Stored items:
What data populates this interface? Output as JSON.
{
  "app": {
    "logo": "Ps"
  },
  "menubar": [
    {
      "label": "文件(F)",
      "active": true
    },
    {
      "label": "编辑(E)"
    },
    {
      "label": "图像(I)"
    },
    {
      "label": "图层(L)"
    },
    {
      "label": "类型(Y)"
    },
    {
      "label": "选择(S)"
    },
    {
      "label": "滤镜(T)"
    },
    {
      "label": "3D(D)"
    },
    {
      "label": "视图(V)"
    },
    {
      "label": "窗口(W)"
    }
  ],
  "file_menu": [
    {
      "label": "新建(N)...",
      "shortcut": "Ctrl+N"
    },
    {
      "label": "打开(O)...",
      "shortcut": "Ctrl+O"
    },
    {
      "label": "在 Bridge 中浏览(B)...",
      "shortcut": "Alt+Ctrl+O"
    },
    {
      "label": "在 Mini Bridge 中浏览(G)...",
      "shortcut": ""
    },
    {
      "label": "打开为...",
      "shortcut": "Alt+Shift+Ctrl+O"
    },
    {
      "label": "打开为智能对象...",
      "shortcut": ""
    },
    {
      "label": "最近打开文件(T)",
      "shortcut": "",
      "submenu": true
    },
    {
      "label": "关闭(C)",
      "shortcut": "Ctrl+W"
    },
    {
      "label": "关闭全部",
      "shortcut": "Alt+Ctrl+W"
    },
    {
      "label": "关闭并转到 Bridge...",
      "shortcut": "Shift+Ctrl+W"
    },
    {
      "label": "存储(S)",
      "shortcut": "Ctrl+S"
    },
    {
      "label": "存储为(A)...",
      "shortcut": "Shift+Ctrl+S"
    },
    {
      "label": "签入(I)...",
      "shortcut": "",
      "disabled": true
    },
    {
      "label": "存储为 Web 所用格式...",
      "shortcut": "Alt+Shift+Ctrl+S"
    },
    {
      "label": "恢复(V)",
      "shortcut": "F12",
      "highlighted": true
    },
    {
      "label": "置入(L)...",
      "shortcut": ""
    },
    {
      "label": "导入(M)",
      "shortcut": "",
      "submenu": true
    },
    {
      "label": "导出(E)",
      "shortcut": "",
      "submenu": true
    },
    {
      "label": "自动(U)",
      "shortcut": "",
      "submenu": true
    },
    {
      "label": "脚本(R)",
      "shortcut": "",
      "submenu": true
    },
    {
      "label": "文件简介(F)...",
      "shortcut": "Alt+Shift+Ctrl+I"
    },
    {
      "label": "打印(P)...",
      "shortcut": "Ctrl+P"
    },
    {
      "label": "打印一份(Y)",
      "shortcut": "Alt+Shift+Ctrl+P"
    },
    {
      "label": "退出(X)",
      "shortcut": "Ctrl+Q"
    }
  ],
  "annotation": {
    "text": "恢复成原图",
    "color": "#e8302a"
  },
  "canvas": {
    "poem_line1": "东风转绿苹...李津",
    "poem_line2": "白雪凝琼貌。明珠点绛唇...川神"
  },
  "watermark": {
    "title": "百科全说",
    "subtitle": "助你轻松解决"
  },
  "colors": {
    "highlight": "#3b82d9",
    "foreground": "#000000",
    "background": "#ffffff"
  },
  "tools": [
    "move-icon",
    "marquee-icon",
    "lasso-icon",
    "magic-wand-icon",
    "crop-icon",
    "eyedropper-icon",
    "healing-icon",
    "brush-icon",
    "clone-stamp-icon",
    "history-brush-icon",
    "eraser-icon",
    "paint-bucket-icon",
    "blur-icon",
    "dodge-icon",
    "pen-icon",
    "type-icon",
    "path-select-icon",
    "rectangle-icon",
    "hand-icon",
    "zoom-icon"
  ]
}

*Task prompt*. All of the data shown above must be copied exactly.

*Written response*.
What data populates this interface? Output as JSON.
{
  "app": {
    "logo": "Ps"
  },
  "menubar": [
    {
      "label": "文件(F)",
      "active": true
    },
    {
      "label": "编辑(E)"
    },
    {
      "label": "图像(I)"
    },
    {
      "label": "图层(L)"
    },
    {
      "label": "类型(Y)"
    },
    {
      "label": "选择(S)"
    },
    {
      "label": "滤镜(T)"
    },
    {
      "label": "3D(D)"
    },
    {
      "label": "视图(V)"
    },
    {
      "label": "窗口(W)"
    }
  ],
  "file_menu": [
    {
      "label": "新建(N)...",
      "shortcut": "Ctrl+N"
    },
    {
      "label": "打开(O)...",
      "shortcut": "Ctrl+O"
    },
    {
      "label": "在 Bridge 中浏览(B)...",
      "shortcut": "Alt+Ctrl+O"
    },
    {
      "label": "在 Mini Bridge 中浏览(G)...",
      "shortcut": ""
    },
    {
      "label": "打开为...",
      "shortcut": "Alt+Shift+Ctrl+O"
    },
    {
      "label": "打开为智能对象...",
      "shortcut": ""
    },
    {
      "label": "最近打开文件(T)",
      "shortcut": "",
      "submenu": true
    },
    {
      "label": "关闭(C)",
      "shortcut": "Ctrl+W"
    },
    {
      "label": "关闭全部",
      "shortcut": "Alt+Ctrl+W"
    },
    {
      "label": "关闭并转到 Bridge...",
      "shortcut": "Shift+Ctrl+W"
    },
    {
      "label": "存储(S)",
      "shortcut": "Ctrl+S"
    },
    {
      "label": "存储为(A)...",
      "shortcut": "Shift+Ctrl+S"
    },
    {
      "label": "签入(I)...",
      "shortcut": "",
      "disabled": true
    },
    {
      "label": "存储为 Web 所用格式...",
      "shortcut": "Alt+Shift+Ctrl+S"
    },
    {
      "label": "恢复(V)",
      "shortcut": "F12",
      "highlighted": true
    },
    {
      "label": "置入(L)...",
      "shortcut": ""
    },
    {
      "label": "导入(M)",
      "shortcut": "",
      "submenu": true
    },
    {
      "label": "导出(E)",
      "shortcut": "",
      "submenu": true
    },
    {
      "label": "自动(U)",
      "shortcut": "",
      "submenu": true
    },
    {
      "label": "脚本(R)",
      "shortcut": "",
      "submenu": true
    },
    {
      "label": "文件简介(F)...",
      "shortcut": "Alt+Shift+Ctrl+I"
    },
    {
      "label": "打印(P)...",
      "shortcut": "Ctrl+P"
    },
    {
      "label": "打印一份(Y)",
      "shortcut": "Alt+Shift+Ctrl+P"
    },
    {
      "label": "退出(X)",
      "shortcut": "Ctrl+Q"
    }
  ],
  "annotation": {
    "text": "恢复成原图",
    "color": "#e8302a"
  },
  "canvas": {
    "poem_line1": "东风转绿苹...李津",
    "poem_line2": "白雪凝琼貌。明珠点绛唇...川神"
  },
  "watermark": {
    "title": "百科全说",
    "subtitle": "助你轻松解决"
  },
  "colors": {
    "highlight": "#3b82d9",
    "foreground": "#000000",
    "background": "#ffffff"
  },
  "tools": [
    "move-icon",
    "marquee-icon",
    "lasso-icon",
    "magic-wand-icon",
    "crop-icon",
    "eyedropper-icon",
    "healing-icon",
    "brush-icon",
    "clone-stamp-icon",
    "history-brush-icon",
    "eraser-icon",
    "paint-bucket-icon",
    "blur-icon",
    "dodge-icon",
    "pen-icon",
    "type-icon",
    "path-select-icon",
    "rectangle-icon",
    "hand-icon",
    "zoom-icon"
  ]
}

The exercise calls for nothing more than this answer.